What you need to do
Copy all lines of the listing that include the string "crossbody".

Stored entries:
════════════════
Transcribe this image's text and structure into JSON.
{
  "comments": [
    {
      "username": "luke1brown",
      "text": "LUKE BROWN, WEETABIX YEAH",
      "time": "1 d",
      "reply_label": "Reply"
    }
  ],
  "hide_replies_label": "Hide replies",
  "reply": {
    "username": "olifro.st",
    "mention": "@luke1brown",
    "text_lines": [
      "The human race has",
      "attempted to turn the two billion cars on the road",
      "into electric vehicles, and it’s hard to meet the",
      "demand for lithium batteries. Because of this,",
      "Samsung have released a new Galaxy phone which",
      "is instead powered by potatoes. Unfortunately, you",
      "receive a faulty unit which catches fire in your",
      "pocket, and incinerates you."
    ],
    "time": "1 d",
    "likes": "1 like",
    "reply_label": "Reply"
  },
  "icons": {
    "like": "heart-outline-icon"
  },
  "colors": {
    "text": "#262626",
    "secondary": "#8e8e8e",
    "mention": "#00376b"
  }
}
════════════════
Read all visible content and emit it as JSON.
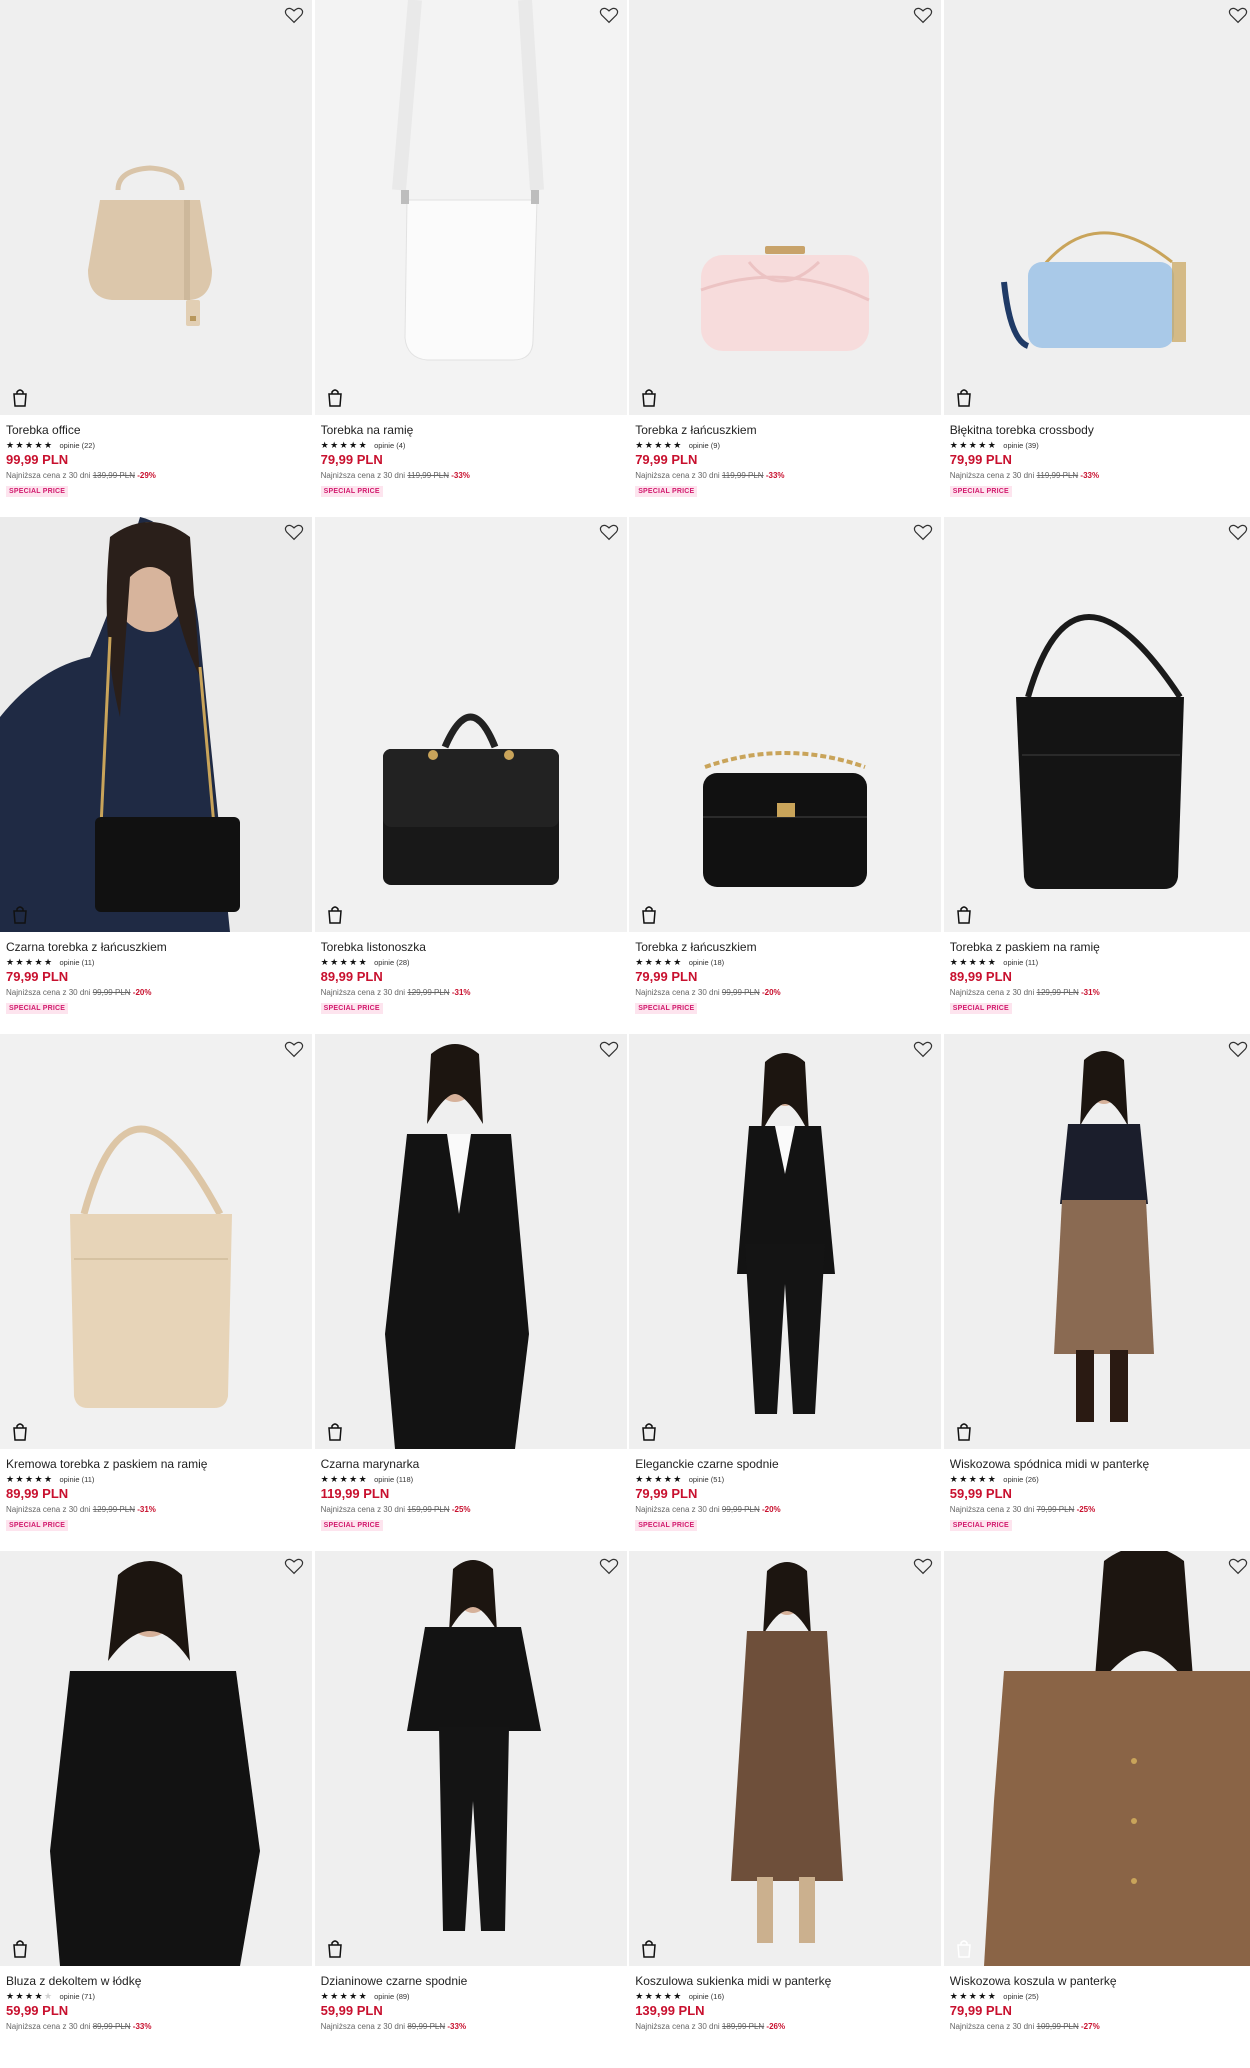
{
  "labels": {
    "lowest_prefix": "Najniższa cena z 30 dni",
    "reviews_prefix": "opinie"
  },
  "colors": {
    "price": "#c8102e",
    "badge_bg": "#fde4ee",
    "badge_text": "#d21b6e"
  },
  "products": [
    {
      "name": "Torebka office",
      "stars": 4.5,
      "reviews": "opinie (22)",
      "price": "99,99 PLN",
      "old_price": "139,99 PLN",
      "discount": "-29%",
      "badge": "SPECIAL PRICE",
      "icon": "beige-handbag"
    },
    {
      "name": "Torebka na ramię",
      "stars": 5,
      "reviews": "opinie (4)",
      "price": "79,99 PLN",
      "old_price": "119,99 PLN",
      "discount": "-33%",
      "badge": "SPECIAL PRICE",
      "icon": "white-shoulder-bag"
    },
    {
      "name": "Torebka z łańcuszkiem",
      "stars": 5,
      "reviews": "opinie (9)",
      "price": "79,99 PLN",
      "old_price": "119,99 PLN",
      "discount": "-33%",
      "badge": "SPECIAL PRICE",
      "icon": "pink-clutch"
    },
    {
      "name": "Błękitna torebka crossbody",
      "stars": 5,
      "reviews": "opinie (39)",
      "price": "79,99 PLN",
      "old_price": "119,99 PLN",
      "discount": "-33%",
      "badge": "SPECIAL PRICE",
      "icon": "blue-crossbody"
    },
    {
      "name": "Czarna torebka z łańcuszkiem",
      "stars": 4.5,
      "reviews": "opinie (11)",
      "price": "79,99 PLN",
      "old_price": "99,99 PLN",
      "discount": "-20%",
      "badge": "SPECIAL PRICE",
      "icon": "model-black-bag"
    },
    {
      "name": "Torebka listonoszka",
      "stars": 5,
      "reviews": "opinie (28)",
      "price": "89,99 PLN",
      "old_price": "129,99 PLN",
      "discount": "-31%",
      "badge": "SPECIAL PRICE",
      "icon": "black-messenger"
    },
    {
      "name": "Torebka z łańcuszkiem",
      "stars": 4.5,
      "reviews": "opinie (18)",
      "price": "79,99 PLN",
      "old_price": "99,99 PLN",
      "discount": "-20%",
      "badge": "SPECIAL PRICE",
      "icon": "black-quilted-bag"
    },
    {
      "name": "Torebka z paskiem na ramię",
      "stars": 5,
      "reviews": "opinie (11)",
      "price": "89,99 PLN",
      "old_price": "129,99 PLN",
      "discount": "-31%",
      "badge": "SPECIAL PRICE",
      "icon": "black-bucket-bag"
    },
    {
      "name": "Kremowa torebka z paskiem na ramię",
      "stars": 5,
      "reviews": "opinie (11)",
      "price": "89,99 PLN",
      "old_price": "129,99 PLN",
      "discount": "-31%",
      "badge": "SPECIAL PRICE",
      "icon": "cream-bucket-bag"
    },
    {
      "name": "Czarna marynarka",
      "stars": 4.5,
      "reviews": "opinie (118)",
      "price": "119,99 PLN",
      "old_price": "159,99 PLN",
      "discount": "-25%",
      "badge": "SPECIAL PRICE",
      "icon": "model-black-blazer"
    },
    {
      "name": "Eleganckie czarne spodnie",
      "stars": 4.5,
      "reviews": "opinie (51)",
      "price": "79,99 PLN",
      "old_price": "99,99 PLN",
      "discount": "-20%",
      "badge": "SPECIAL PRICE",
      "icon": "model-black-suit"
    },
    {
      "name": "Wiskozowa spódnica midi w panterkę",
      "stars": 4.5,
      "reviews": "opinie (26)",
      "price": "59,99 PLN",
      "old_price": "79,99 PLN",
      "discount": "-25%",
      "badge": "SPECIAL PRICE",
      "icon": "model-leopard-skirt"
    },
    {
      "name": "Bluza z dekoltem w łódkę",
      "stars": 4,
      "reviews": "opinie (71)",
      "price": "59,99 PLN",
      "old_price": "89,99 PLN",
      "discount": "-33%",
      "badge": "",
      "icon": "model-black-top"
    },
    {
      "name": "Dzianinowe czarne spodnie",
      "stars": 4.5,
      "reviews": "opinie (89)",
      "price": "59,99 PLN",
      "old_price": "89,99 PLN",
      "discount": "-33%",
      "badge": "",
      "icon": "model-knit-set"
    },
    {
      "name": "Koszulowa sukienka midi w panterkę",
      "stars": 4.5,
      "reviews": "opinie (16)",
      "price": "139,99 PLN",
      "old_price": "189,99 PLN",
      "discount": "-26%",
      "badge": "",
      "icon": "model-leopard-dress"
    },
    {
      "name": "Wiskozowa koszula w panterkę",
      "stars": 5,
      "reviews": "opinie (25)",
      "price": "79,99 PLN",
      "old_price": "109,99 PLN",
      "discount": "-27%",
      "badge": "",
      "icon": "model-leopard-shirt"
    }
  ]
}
════════════════
Task output
      "name": "Błękitna torebka crossbody",
      "icon": "blue-crossbody"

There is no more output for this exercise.